*TEXTE À LIRE*.
Quelques mois après, tout se gâtait. L’insurrection parisienne, la lutte des clubs et des faubourgs contre la représentation nationale avaient inquiété et indigné les Messins. Les élections à l’Assemblée législative se firent dans un sens absolument opposé. On n’envoya guère à la nouvelle Chambre que des gens décidés, ou tout au moins résignés à la réaction. L’élection du prince Louis-Napoléon imprimait à la liste une signification nettement rétrograde. Sur cette terre de soldats le neveu de l’Empereur bénéficiait des souvenirs du premier Empire si vivans encore et si répandus dans le peuple. Tous les anciens militaires, leurs fils, leurs parens, leurs familles avaient voté et travaillé pour lui avec ardeur. Même après le Mexique, même après Sadowa, ces sympathies lui demeurèrent fidèles. En 1870, la députation de la Moselle restait tout entière bonapartiste.

*CONSIGNE*. D'après le texte sur les Messins et les élections, quelle était la couleur politique de la députation de la Moselle en 1870 ?

*DONNÉES BRUTES*.
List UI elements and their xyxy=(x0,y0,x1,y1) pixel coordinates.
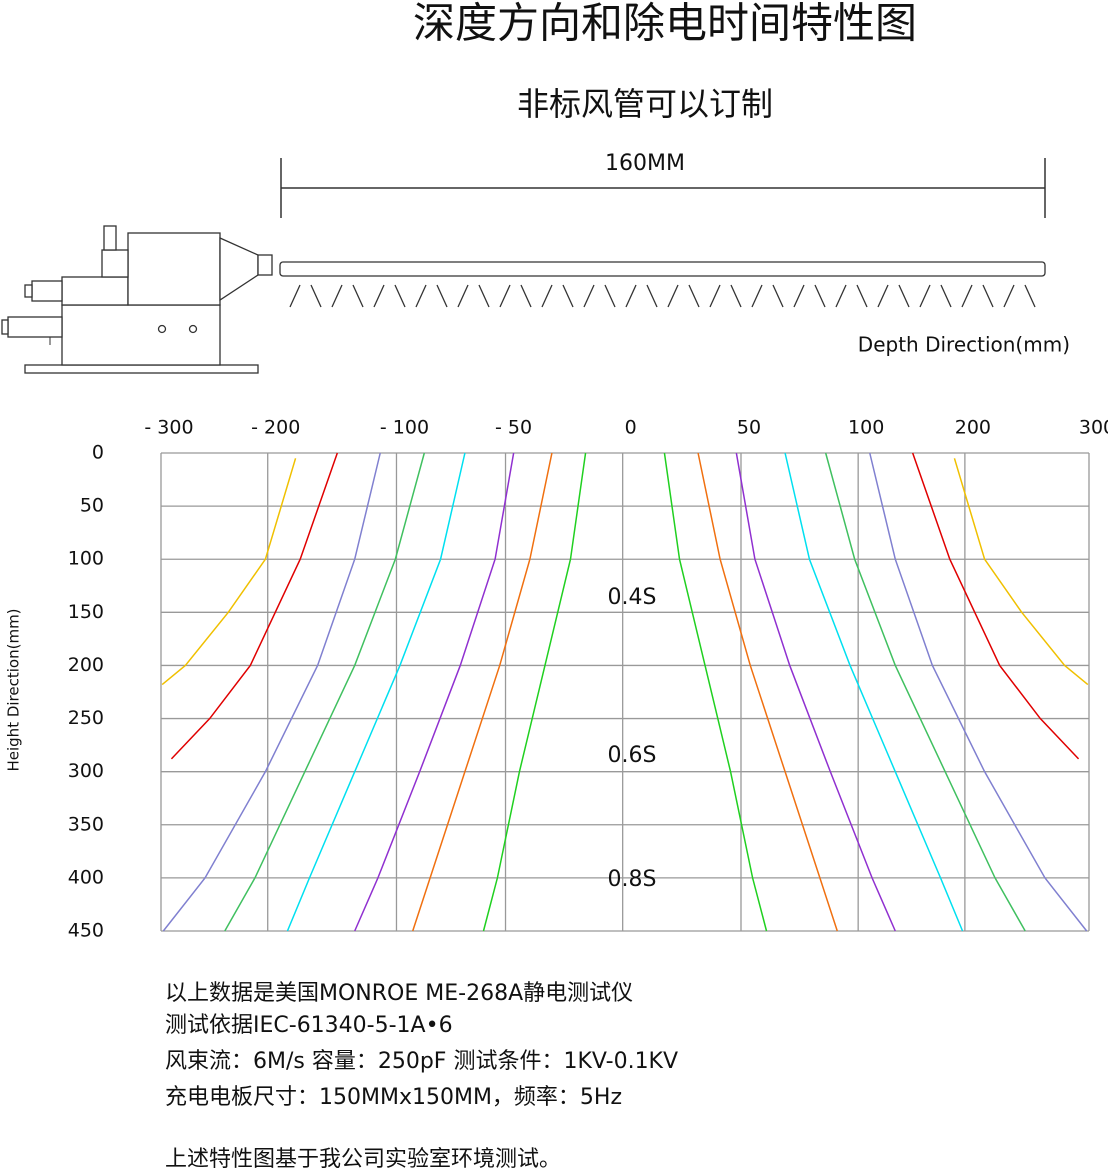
hatch-stroke xyxy=(814,284,826,308)
dimension-line xyxy=(280,158,1046,218)
x-axis-label: Depth Direction(mm) xyxy=(858,333,1070,357)
curve xyxy=(170,452,339,760)
hatch-stroke xyxy=(310,284,322,308)
x-tick-label: 50 xyxy=(737,417,761,439)
y-tick-label: 50 xyxy=(80,495,104,517)
x-tick-label: - 300 xyxy=(144,417,193,439)
hatch-stroke xyxy=(709,284,721,308)
y-tick-label: 100 xyxy=(68,548,104,570)
note: 测试依据IEC-61340-5-1A•6 xyxy=(165,1013,453,1038)
hatch-stroke xyxy=(436,284,448,308)
hatch-stroke xyxy=(772,284,784,308)
hatch-stroke xyxy=(856,284,868,308)
y-axis-label: Height Direction(mm) xyxy=(5,608,23,771)
hatch-stroke xyxy=(940,284,952,308)
note: 以上数据是美国MONROE ME-268A静电测试仪 xyxy=(165,981,633,1006)
hatch-stroke xyxy=(604,284,616,308)
curve xyxy=(869,452,1088,932)
hatch-stroke xyxy=(331,284,343,308)
note: 充电电板尺寸：150MMx150MM，频率：5Hz xyxy=(165,1085,622,1110)
hatch-stroke xyxy=(898,284,910,308)
annotation: 0.6S xyxy=(608,743,657,768)
y-tick-label: 0 xyxy=(92,442,104,464)
curve xyxy=(482,452,587,932)
x-tick-label: - 100 xyxy=(380,417,429,439)
curve xyxy=(412,452,553,932)
curve xyxy=(663,452,768,932)
x-tick-label: - 50 xyxy=(495,417,532,439)
chart-title: 深度方向和除电时间特性图 xyxy=(413,0,917,48)
hatch-stroke xyxy=(835,284,847,308)
hatch-stroke xyxy=(646,284,658,308)
y-tick-label: 200 xyxy=(68,654,104,676)
hatch-stroke xyxy=(373,284,385,308)
hatch-stroke xyxy=(730,284,742,308)
device xyxy=(1,225,1046,374)
annotation: 0.4S xyxy=(608,585,657,610)
hatch-stroke xyxy=(625,284,637,308)
note: 上述特性图基于我公司实验室环境测试。 xyxy=(165,1147,561,1172)
hatch-stroke xyxy=(562,284,574,308)
dimension-label: 160MM xyxy=(605,151,685,176)
x-tick-label: - 200 xyxy=(251,417,300,439)
hatch-stroke xyxy=(520,284,532,308)
hatch-stroke xyxy=(457,284,469,308)
hatch-stroke xyxy=(478,284,490,308)
annotation: 0.8S xyxy=(608,867,657,892)
y-tick-label: 350 xyxy=(68,813,104,835)
curve xyxy=(784,452,964,932)
hatch-stroke xyxy=(751,284,763,308)
hatch-stroke xyxy=(499,284,511,308)
hatch-stroke xyxy=(793,284,805,308)
subtitle: 非标风管可以订制 xyxy=(517,85,773,123)
curve xyxy=(953,458,1089,686)
curve xyxy=(735,452,896,932)
curve xyxy=(911,452,1080,760)
curve xyxy=(824,452,1026,932)
curve xyxy=(162,452,381,932)
curve xyxy=(224,452,426,932)
y-tick-label: 300 xyxy=(68,760,104,782)
x-tick-label: 300 xyxy=(1079,417,1108,439)
hatch-stroke xyxy=(1024,284,1036,308)
hatch-stroke xyxy=(961,284,973,308)
x-tick-label: 200 xyxy=(955,417,991,439)
curve xyxy=(161,458,297,686)
x-tick-label: 100 xyxy=(848,417,884,439)
y-tick-label: 250 xyxy=(68,707,104,729)
curve xyxy=(286,452,466,932)
hatch-stroke xyxy=(541,284,553,308)
curve xyxy=(697,452,838,932)
ion-hatch xyxy=(289,284,1036,308)
hatch-stroke xyxy=(394,284,406,308)
note: 风束流：6M/s 容量：250pF 测试条件：1KV-0.1KV xyxy=(165,1049,678,1074)
y-tick-label: 150 xyxy=(68,601,104,623)
hatch-stroke xyxy=(877,284,889,308)
hatch-stroke xyxy=(919,284,931,308)
hatch-stroke xyxy=(352,284,364,308)
hatch-stroke xyxy=(1003,284,1015,308)
hatch-stroke xyxy=(982,284,994,308)
curve xyxy=(354,452,515,932)
y-tick-label: 450 xyxy=(68,920,104,942)
y-tick-label: 400 xyxy=(68,866,104,888)
hatch-stroke xyxy=(289,284,301,308)
hatch-stroke xyxy=(415,284,427,308)
hatch-stroke xyxy=(667,284,679,308)
x-tick-label: 0 xyxy=(625,417,637,439)
hatch-stroke xyxy=(688,284,700,308)
notes: 以上数据是美国MONROE ME-268A静电测试仪测试依据IEC-61340-… xyxy=(165,981,678,1172)
hatch-stroke xyxy=(583,284,595,308)
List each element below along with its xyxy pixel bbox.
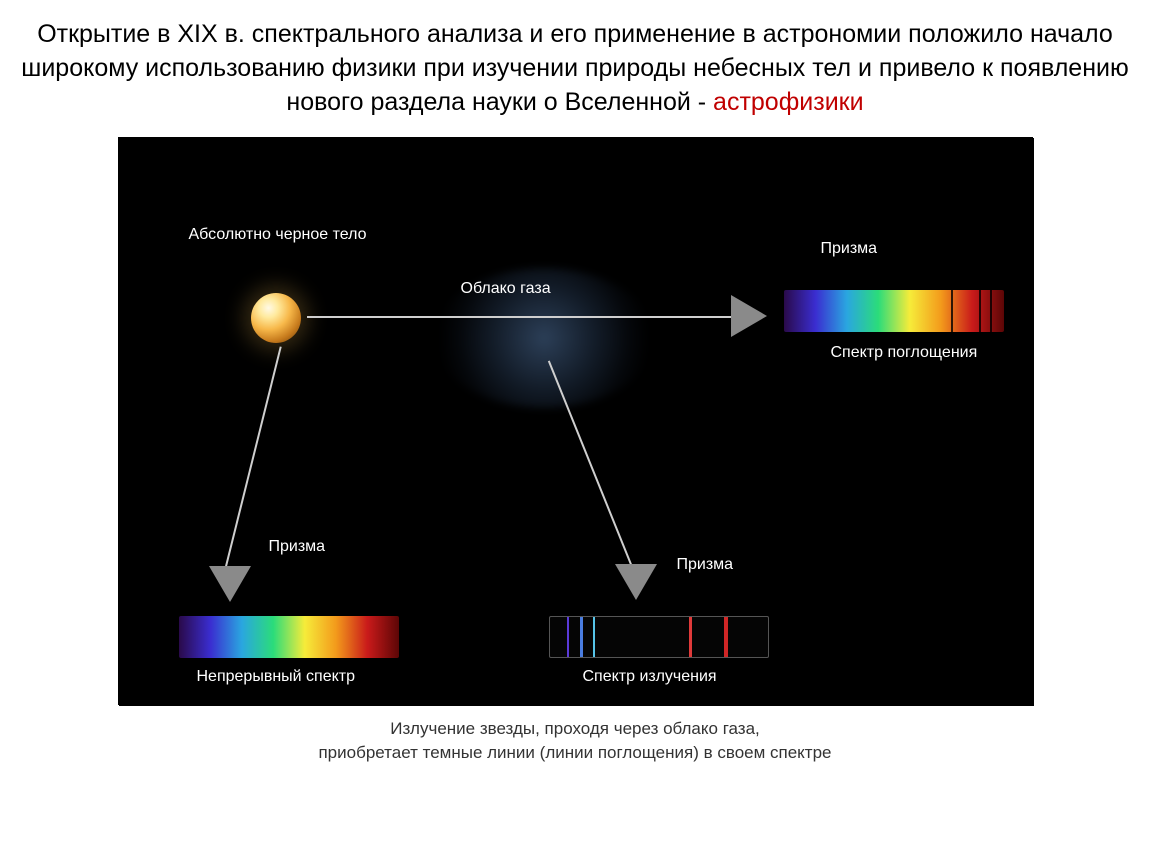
absorption-spectrum	[784, 290, 1004, 332]
emission-line	[724, 617, 728, 657]
heading-highlight: астрофизики	[713, 88, 864, 116]
emission-spectrum	[549, 616, 769, 658]
spectral-diagram: Абсолютно черное тело Облако газа Призма…	[119, 138, 1034, 706]
label-blackbody: Абсолютно черное тело	[189, 226, 367, 244]
diagram-container: Абсолютно черное тело Облако газа Призма…	[118, 137, 1033, 705]
emission-line	[580, 617, 583, 657]
prism-right-icon	[615, 564, 657, 600]
label-emission: Спектр излучения	[583, 668, 717, 686]
emission-line	[593, 617, 595, 657]
slide-heading: Открытие в XIX в. спектрального анализа …	[0, 18, 1150, 119]
label-prism-top: Призма	[821, 240, 878, 258]
prism-left-icon	[209, 566, 251, 602]
absorption-line	[951, 290, 953, 332]
caption-line2: приобретает темные линии (линии поглощен…	[318, 743, 831, 762]
caption: Излучение звезды, проходя через облако г…	[0, 717, 1150, 765]
slide: Открытие в XIX в. спектрального анализа …	[0, 0, 1150, 864]
emission-line	[689, 617, 692, 657]
label-continuous: Непрерывный спектр	[197, 668, 356, 686]
arrow-horizontal	[307, 316, 731, 318]
caption-line1: Излучение звезды, проходя через облако г…	[390, 719, 760, 738]
label-absorption: Спектр поглощения	[831, 344, 978, 362]
continuous-spectrum	[179, 616, 399, 658]
blackbody-star-icon	[251, 293, 301, 343]
label-gascloud: Облако газа	[461, 280, 551, 298]
emission-line	[567, 617, 569, 657]
prism-top-icon	[731, 295, 767, 337]
absorption-line	[990, 290, 992, 332]
absorption-line	[979, 290, 981, 332]
label-prism-left: Призма	[269, 538, 326, 556]
heading-main: Открытие в XIX в. спектрального анализа …	[21, 20, 1128, 116]
label-prism-right: Призма	[677, 556, 734, 574]
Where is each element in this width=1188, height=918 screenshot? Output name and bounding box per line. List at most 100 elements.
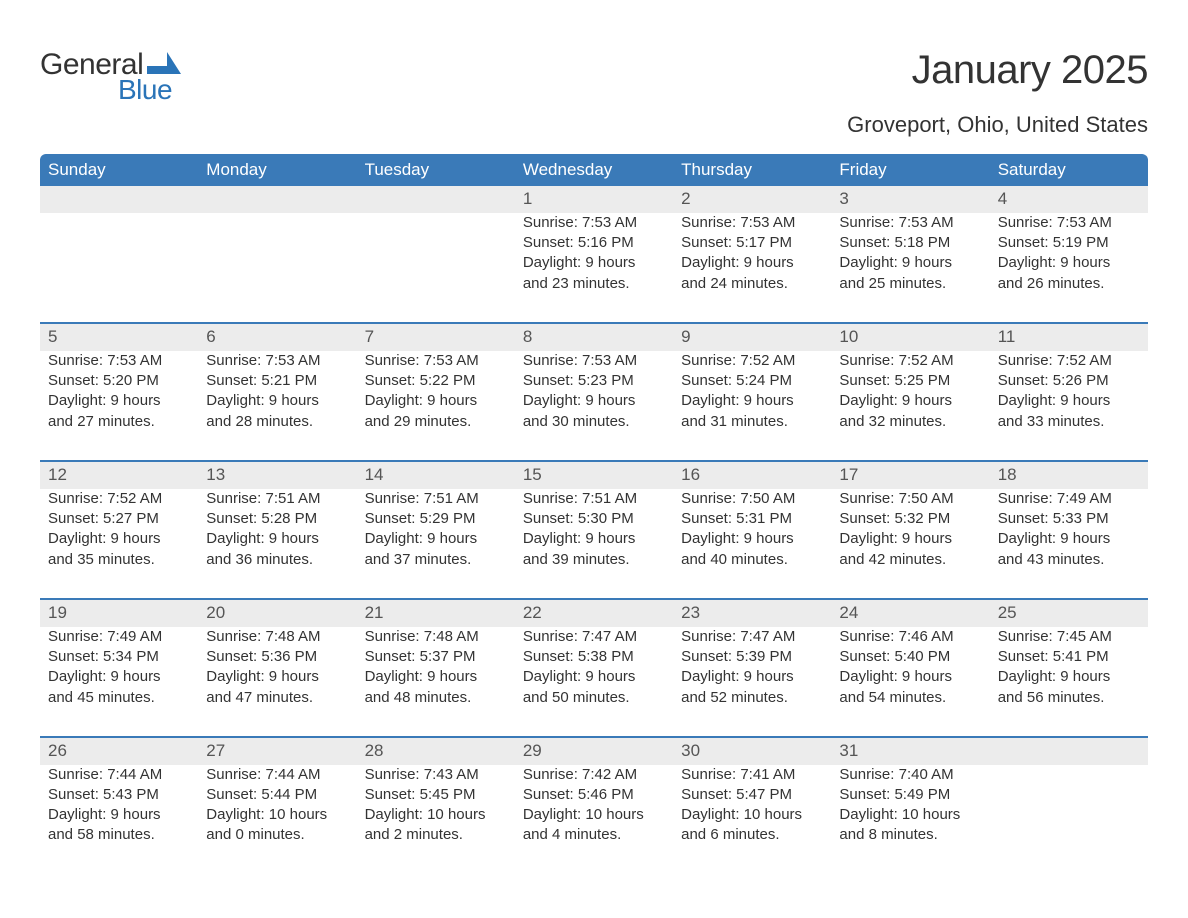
day-d2: and 33 minutes. xyxy=(998,412,1140,432)
day-sunrise: Sunrise: 7:40 AM xyxy=(839,765,981,785)
day-sunrise: Sunrise: 7:44 AM xyxy=(206,765,348,785)
day-number: 1 xyxy=(515,186,673,213)
day-cell: Sunrise: 7:47 AMSunset: 5:38 PMDaylight:… xyxy=(515,627,673,737)
day-d1: Daylight: 9 hours xyxy=(523,529,665,549)
day-sunset: Sunset: 5:37 PM xyxy=(365,647,507,667)
day-cell: Sunrise: 7:40 AMSunset: 5:49 PMDaylight:… xyxy=(831,765,989,874)
day-sunrise: Sunrise: 7:53 AM xyxy=(206,351,348,371)
day-cell: Sunrise: 7:52 AMSunset: 5:26 PMDaylight:… xyxy=(990,351,1148,461)
day-number: 31 xyxy=(831,738,989,765)
day-sunrise: Sunrise: 7:44 AM xyxy=(48,765,190,785)
day-d1: Daylight: 9 hours xyxy=(48,391,190,411)
day-number: 29 xyxy=(515,738,673,765)
day-d1: Daylight: 9 hours xyxy=(998,667,1140,687)
day-sunset: Sunset: 5:39 PM xyxy=(681,647,823,667)
day-d1: Daylight: 9 hours xyxy=(839,529,981,549)
day-number: 7 xyxy=(357,324,515,351)
day-number xyxy=(198,186,356,213)
day-sunrise: Sunrise: 7:49 AM xyxy=(48,627,190,647)
day-cell: Sunrise: 7:45 AMSunset: 5:41 PMDaylight:… xyxy=(990,627,1148,737)
day-d2: and 30 minutes. xyxy=(523,412,665,432)
day-sunset: Sunset: 5:44 PM xyxy=(206,785,348,805)
week-row: Sunrise: 7:44 AMSunset: 5:43 PMDaylight:… xyxy=(40,765,1148,874)
day-d1: Daylight: 9 hours xyxy=(681,529,823,549)
day-cell: Sunrise: 7:47 AMSunset: 5:39 PMDaylight:… xyxy=(673,627,831,737)
day-sunset: Sunset: 5:32 PM xyxy=(839,509,981,529)
day-cell: Sunrise: 7:53 AMSunset: 5:21 PMDaylight:… xyxy=(198,351,356,461)
day-sunset: Sunset: 5:41 PM xyxy=(998,647,1140,667)
day-d2: and 58 minutes. xyxy=(48,825,190,845)
day-cell: Sunrise: 7:50 AMSunset: 5:32 PMDaylight:… xyxy=(831,489,989,599)
day-d1: Daylight: 9 hours xyxy=(523,667,665,687)
day-sunset: Sunset: 5:21 PM xyxy=(206,371,348,391)
day-sunset: Sunset: 5:28 PM xyxy=(206,509,348,529)
day-cell xyxy=(198,213,356,323)
day-sunset: Sunset: 5:43 PM xyxy=(48,785,190,805)
day-sunset: Sunset: 5:18 PM xyxy=(839,233,981,253)
day-cell: Sunrise: 7:53 AMSunset: 5:23 PMDaylight:… xyxy=(515,351,673,461)
day-d1: Daylight: 9 hours xyxy=(839,253,981,273)
day-d2: and 0 minutes. xyxy=(206,825,348,845)
day-sunrise: Sunrise: 7:45 AM xyxy=(998,627,1140,647)
day-d1: Daylight: 9 hours xyxy=(998,529,1140,549)
day-header: Friday xyxy=(831,154,989,186)
daynum-row: 12131415161718 xyxy=(40,462,1148,489)
day-d2: and 28 minutes. xyxy=(206,412,348,432)
day-number: 18 xyxy=(990,462,1148,489)
day-cell: Sunrise: 7:48 AMSunset: 5:37 PMDaylight:… xyxy=(357,627,515,737)
day-number: 13 xyxy=(198,462,356,489)
day-cell xyxy=(40,213,198,323)
day-d1: Daylight: 9 hours xyxy=(206,529,348,549)
day-d2: and 47 minutes. xyxy=(206,688,348,708)
page-title: January 2025 xyxy=(912,48,1148,93)
day-sunrise: Sunrise: 7:52 AM xyxy=(998,351,1140,371)
day-d2: and 23 minutes. xyxy=(523,274,665,294)
day-d1: Daylight: 9 hours xyxy=(365,667,507,687)
day-number: 15 xyxy=(515,462,673,489)
day-sunrise: Sunrise: 7:51 AM xyxy=(365,489,507,509)
day-cell: Sunrise: 7:53 AMSunset: 5:18 PMDaylight:… xyxy=(831,213,989,323)
day-d1: Daylight: 9 hours xyxy=(681,667,823,687)
day-d1: Daylight: 10 hours xyxy=(365,805,507,825)
day-number: 14 xyxy=(357,462,515,489)
day-cell: Sunrise: 7:53 AMSunset: 5:19 PMDaylight:… xyxy=(990,213,1148,323)
day-d2: and 8 minutes. xyxy=(839,825,981,845)
day-cell: Sunrise: 7:51 AMSunset: 5:30 PMDaylight:… xyxy=(515,489,673,599)
day-d1: Daylight: 9 hours xyxy=(998,253,1140,273)
day-header: Thursday xyxy=(673,154,831,186)
week-row: Sunrise: 7:53 AMSunset: 5:20 PMDaylight:… xyxy=(40,351,1148,461)
daynum-row: 262728293031 xyxy=(40,738,1148,765)
day-cell: Sunrise: 7:43 AMSunset: 5:45 PMDaylight:… xyxy=(357,765,515,874)
day-header: Tuesday xyxy=(357,154,515,186)
day-sunset: Sunset: 5:45 PM xyxy=(365,785,507,805)
day-d1: Daylight: 9 hours xyxy=(365,391,507,411)
day-d2: and 42 minutes. xyxy=(839,550,981,570)
day-cell: Sunrise: 7:51 AMSunset: 5:29 PMDaylight:… xyxy=(357,489,515,599)
day-cell xyxy=(990,765,1148,874)
day-d1: Daylight: 9 hours xyxy=(206,391,348,411)
day-d2: and 39 minutes. xyxy=(523,550,665,570)
day-sunset: Sunset: 5:19 PM xyxy=(998,233,1140,253)
day-d2: and 24 minutes. xyxy=(681,274,823,294)
day-d1: Daylight: 9 hours xyxy=(681,391,823,411)
day-d2: and 2 minutes. xyxy=(365,825,507,845)
day-number: 19 xyxy=(40,600,198,627)
week-row: Sunrise: 7:49 AMSunset: 5:34 PMDaylight:… xyxy=(40,627,1148,737)
day-sunset: Sunset: 5:20 PM xyxy=(48,371,190,391)
day-sunrise: Sunrise: 7:50 AM xyxy=(681,489,823,509)
day-cell: Sunrise: 7:49 AMSunset: 5:34 PMDaylight:… xyxy=(40,627,198,737)
day-number: 4 xyxy=(990,186,1148,213)
day-sunrise: Sunrise: 7:53 AM xyxy=(523,351,665,371)
day-sunrise: Sunrise: 7:53 AM xyxy=(681,213,823,233)
day-cell: Sunrise: 7:49 AMSunset: 5:33 PMDaylight:… xyxy=(990,489,1148,599)
logo: General Blue xyxy=(40,48,181,106)
logo-word2: Blue xyxy=(118,74,172,106)
day-sunrise: Sunrise: 7:53 AM xyxy=(998,213,1140,233)
day-d2: and 43 minutes. xyxy=(998,550,1140,570)
day-sunrise: Sunrise: 7:53 AM xyxy=(48,351,190,371)
day-cell: Sunrise: 7:52 AMSunset: 5:25 PMDaylight:… xyxy=(831,351,989,461)
week-row: Sunrise: 7:53 AMSunset: 5:16 PMDaylight:… xyxy=(40,213,1148,323)
day-header: Wednesday xyxy=(515,154,673,186)
day-cell: Sunrise: 7:44 AMSunset: 5:43 PMDaylight:… xyxy=(40,765,198,874)
header: General Blue January 2025 xyxy=(40,48,1148,106)
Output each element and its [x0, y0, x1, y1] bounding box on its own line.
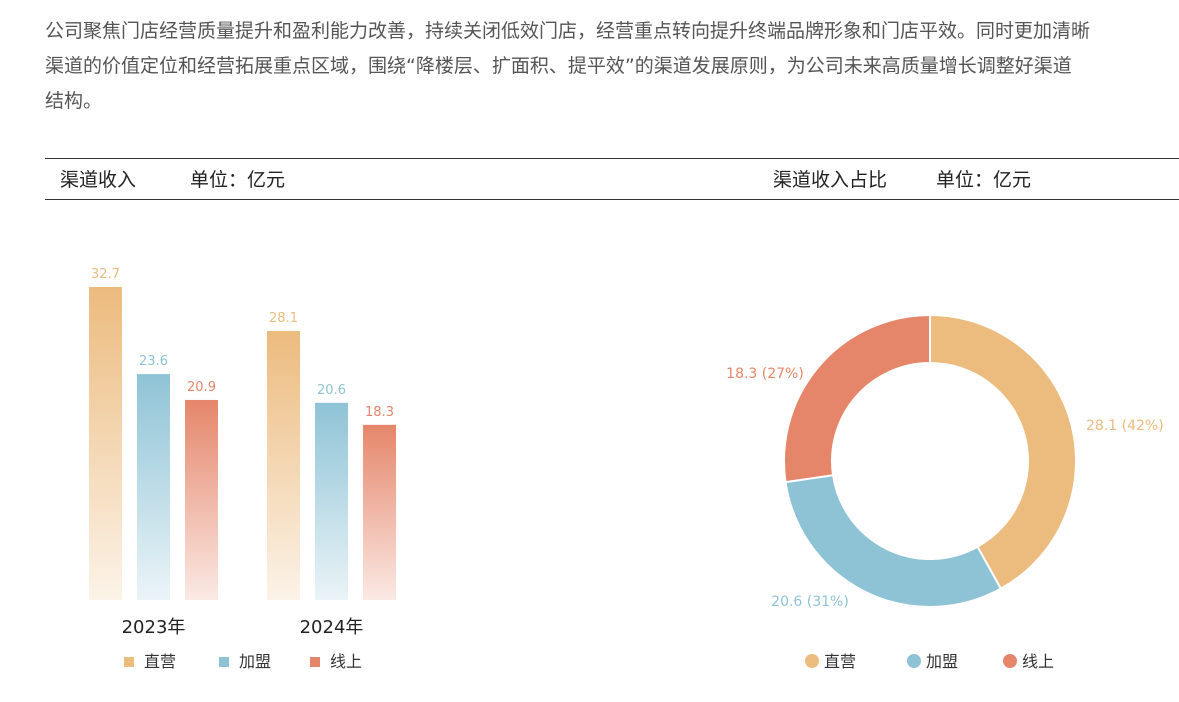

*RÉPONSE CI-DESSOUS*. Elle restait tout entière bonapartiste.